[Entries from a dataset]
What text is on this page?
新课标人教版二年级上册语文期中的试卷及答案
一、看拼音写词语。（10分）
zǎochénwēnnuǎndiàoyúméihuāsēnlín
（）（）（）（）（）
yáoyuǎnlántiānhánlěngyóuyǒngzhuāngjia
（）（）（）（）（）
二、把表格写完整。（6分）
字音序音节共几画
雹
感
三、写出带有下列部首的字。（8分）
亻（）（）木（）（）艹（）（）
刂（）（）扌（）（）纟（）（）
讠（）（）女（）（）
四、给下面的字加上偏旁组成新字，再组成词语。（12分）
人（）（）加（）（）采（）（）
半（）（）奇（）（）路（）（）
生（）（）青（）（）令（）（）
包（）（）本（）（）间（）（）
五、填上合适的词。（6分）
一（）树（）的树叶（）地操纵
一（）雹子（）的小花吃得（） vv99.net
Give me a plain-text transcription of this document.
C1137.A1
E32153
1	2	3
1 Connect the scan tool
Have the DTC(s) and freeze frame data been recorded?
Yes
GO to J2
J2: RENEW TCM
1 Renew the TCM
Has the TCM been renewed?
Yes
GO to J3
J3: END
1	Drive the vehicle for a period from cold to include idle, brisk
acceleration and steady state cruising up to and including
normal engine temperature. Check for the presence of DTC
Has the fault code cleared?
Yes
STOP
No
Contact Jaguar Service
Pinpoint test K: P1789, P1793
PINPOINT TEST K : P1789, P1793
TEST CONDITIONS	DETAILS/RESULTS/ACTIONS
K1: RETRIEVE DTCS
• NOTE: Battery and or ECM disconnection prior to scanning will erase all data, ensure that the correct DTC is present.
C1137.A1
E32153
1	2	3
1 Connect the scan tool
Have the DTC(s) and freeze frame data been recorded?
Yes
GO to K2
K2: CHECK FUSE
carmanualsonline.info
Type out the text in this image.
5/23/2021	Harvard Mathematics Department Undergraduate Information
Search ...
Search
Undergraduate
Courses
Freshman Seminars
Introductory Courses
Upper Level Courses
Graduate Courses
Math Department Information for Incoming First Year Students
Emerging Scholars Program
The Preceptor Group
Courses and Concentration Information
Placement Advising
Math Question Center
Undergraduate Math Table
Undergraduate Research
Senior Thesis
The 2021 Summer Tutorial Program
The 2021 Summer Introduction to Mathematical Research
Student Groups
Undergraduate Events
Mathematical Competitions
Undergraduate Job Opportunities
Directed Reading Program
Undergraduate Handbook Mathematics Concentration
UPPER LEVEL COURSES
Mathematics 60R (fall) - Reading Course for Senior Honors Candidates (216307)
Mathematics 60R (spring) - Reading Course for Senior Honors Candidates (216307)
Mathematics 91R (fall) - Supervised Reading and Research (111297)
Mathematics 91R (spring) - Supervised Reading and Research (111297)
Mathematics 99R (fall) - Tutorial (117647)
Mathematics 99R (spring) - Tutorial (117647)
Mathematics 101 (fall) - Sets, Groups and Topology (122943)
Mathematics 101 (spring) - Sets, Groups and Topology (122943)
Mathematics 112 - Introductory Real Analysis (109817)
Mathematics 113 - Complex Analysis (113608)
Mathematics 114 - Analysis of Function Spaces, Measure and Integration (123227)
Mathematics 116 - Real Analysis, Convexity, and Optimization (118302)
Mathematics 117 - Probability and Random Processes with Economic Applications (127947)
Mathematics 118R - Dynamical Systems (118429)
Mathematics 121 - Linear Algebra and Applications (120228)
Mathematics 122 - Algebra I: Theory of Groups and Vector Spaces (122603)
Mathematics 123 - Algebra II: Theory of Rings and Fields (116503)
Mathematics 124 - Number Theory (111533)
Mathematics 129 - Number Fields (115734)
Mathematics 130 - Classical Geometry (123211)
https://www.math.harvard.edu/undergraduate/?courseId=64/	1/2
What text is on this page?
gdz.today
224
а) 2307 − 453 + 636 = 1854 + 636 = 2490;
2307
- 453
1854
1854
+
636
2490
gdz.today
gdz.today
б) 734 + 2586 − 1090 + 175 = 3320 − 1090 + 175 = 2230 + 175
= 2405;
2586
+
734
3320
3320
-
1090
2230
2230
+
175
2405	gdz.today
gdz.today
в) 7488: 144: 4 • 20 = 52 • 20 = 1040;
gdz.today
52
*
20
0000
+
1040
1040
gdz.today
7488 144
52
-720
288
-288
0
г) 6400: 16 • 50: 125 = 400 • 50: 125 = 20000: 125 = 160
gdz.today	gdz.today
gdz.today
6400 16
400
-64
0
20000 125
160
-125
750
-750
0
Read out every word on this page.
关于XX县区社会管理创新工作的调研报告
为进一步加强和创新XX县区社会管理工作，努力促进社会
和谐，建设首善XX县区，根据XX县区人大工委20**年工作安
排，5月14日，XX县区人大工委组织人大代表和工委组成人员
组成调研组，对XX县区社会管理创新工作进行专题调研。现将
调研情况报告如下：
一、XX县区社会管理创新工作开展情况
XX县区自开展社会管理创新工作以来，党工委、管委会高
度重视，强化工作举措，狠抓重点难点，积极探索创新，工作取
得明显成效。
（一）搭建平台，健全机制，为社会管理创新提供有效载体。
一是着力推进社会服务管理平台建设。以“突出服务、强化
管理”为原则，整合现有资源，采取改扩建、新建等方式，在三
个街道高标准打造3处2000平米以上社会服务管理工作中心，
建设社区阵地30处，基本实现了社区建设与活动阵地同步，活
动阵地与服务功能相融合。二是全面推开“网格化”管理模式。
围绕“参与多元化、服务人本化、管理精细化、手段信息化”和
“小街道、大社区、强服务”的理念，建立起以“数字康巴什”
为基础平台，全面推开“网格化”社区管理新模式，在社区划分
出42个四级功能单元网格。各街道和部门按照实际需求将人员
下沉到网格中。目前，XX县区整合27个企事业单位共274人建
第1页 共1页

Written exercise – Each line of the listing above should be output exactly.

Finished task –
What text is on this page?
新课标人教版二年级上册语文期中的试卷及答案
一、看拼音写词语。（10分）
zǎochénwēnnuǎndiàoyúméihuāsēnlín
（）（）（）（）（）
yáoyuǎnlántiānhánlěngyóuyǒngzhuāngjia
（）（）（）（）（）
二、把表格写完整。（6分）
字音序音节共几画
雹
感
三、写出带有下列部首的字。（8分）
亻（）（）木（）（）艹（）（）
刂（）（）扌（）（）纟（）（）
讠（）（）女（）（）
四、给下面的字加上偏旁组成新字，再组成词语。（12分）
人（）（）加（）（）采（）（）
半（）（）奇（）（）路（）（）
生（）（）青（）（）令（）（）
包（）（）本（）（）间（）（）
五、填上合适的词。（6分）
一（）树（）的树叶（）地操纵
一（）雹子（）的小花吃得（） vv99.net
Give me a plain-text transcription of this document.
C1137.A1
E32153
1	2	3
1 Connect the scan tool
Have the DTC(s) and freeze frame data been recorded?
Yes
GO to J2
J2: RENEW TCM
1 Renew the TCM
Has the TCM been renewed?
Yes
GO to J3
J3: END
1	Drive the vehicle for a period from cold to include idle, brisk
acceleration and steady state cruising up to and including
normal engine temperature. Check for the presence of DTC
Has the fault code cleared?
Yes
STOP
No
Contact Jaguar Service
Pinpoint test K: P1789, P1793
PINPOINT TEST K : P1789, P1793
TEST CONDITIONS	DETAILS/RESULTS/ACTIONS
K1: RETRIEVE DTCS
• NOTE: Battery and or ECM disconnection prior to scanning will erase all data, ensure that the correct DTC is present.
C1137.A1
E32153
1	2	3
1 Connect the scan tool
Have the DTC(s) and freeze frame data been recorded?
Yes
GO to K2
K2: CHECK FUSE
carmanualsonline.info
Type out the text in this image.
5/23/2021	Harvard Mathematics Department Undergraduate Information
Search ...
Search
Undergraduate
Courses
Freshman Seminars
Introductory Courses
Upper Level Courses
Graduate Courses
Math Department Information for Incoming First Year Students
Emerging Scholars Program
The Preceptor Group
Courses and Concentration Information
Placement Advising
Math Question Center
Undergraduate Math Table
Undergraduate Research
Senior Thesis
The 2021 Summer Tutorial Program
The 2021 Summer Introduction to Mathematical Research
Student Groups
Undergraduate Events
Mathematical Competitions
Undergraduate Job Opportunities
Directed Reading Program
Undergraduate Handbook Mathematics Concentration
UPPER LEVEL COURSES
Mathematics 60R (fall) - Reading Course for Senior Honors Candidates (216307)
Mathematics 60R (spring) - Reading Course for Senior Honors Candidates (216307)
Mathematics 91R (fall) - Supervised Reading and Research (111297)
Mathematics 91R (spring) - Supervised Reading and Research (111297)
Mathematics 99R (fall) - Tutorial (117647)
Mathematics 99R (spring) - Tutorial (117647)
Mathematics 101 (fall) - Sets, Groups and Topology (122943)
Mathematics 101 (spring) - Sets, Groups and Topology (122943)
Mathematics 112 - Introductory Real Analysis (109817)
Mathematics 113 - Complex Analysis (113608)
Mathematics 114 - Analysis of Function Spaces, Measure and Integration (123227)
Mathematics 116 - Real Analysis, Convexity, and Optimization (118302)
Mathematics 117 - Probability and Random Processes with Economic Applications (127947)
Mathematics 118R - Dynamical Systems (118429)
Mathematics 121 - Linear Algebra and Applications (120228)
Mathematics 122 - Algebra I: Theory of Groups and Vector Spaces (122603)
Mathematics 123 - Algebra II: Theory of Rings and Fields (116503)
Mathematics 124 - Number Theory (111533)
Mathematics 129 - Number Fields (115734)
Mathematics 130 - Classical Geometry (123211)
https://www.math.harvard.edu/undergraduate/?courseId=64/	1/2
What text is on this page?
gdz.today
224
а) 2307 − 453 + 636 = 1854 + 636 = 2490;
2307
- 453
1854
1854
+
636
2490
gdz.today
gdz.today
б) 734 + 2586 − 1090 + 175 = 3320 − 1090 + 175 = 2230 + 175
= 2405;
2586
+
734
3320
3320
-
1090
2230
2230
+
175
2405	gdz.today
gdz.today
в) 7488: 144: 4 • 20 = 52 • 20 = 1040;
gdz.today
52
*
20
0000
+
1040
1040
gdz.today
7488 144
52
-720
288
-288
0
г) 6400: 16 • 50: 125 = 400 • 50: 125 = 20000: 125 = 160
gdz.today	gdz.today
gdz.today
6400 16
400
-64
0
20000 125
160
-125
750
-750
0
Read out every word on this page.
关于XX县区社会管理创新工作的调研报告
为进一步加强和创新XX县区社会管理工作，努力促进社会
和谐，建设首善XX县区，根据XX县区人大工委20**年工作安
排，5月14日，XX县区人大工委组织人大代表和工委组成人员
组成调研组，对XX县区社会管理创新工作进行专题调研。现将
调研情况报告如下：
一、XX县区社会管理创新工作开展情况
XX县区自开展社会管理创新工作以来，党工委、管委会高
度重视，强化工作举措，狠抓重点难点，积极探索创新，工作取
得明显成效。
（一）搭建平台，健全机制，为社会管理创新提供有效载体。
一是着力推进社会服务管理平台建设。以“突出服务、强化
管理”为原则，整合现有资源，采取改扩建、新建等方式，在三
个街道高标准打造3处2000平米以上社会服务管理工作中心，
建设社区阵地30处，基本实现了社区建设与活动阵地同步，活
动阵地与服务功能相融合。二是全面推开“网格化”管理模式。
围绕“参与多元化、服务人本化、管理精细化、手段信息化”和
“小街道、大社区、强服务”的理念，建立起以“数字康巴什”
为基础平台，全面推开“网格化”社区管理新模式，在社区划分
出42个四级功能单元网格。各街道和部门按照实际需求将人员
下沉到网格中。目前，XX县区整合27个企事业单位共274人建
第1页 共1页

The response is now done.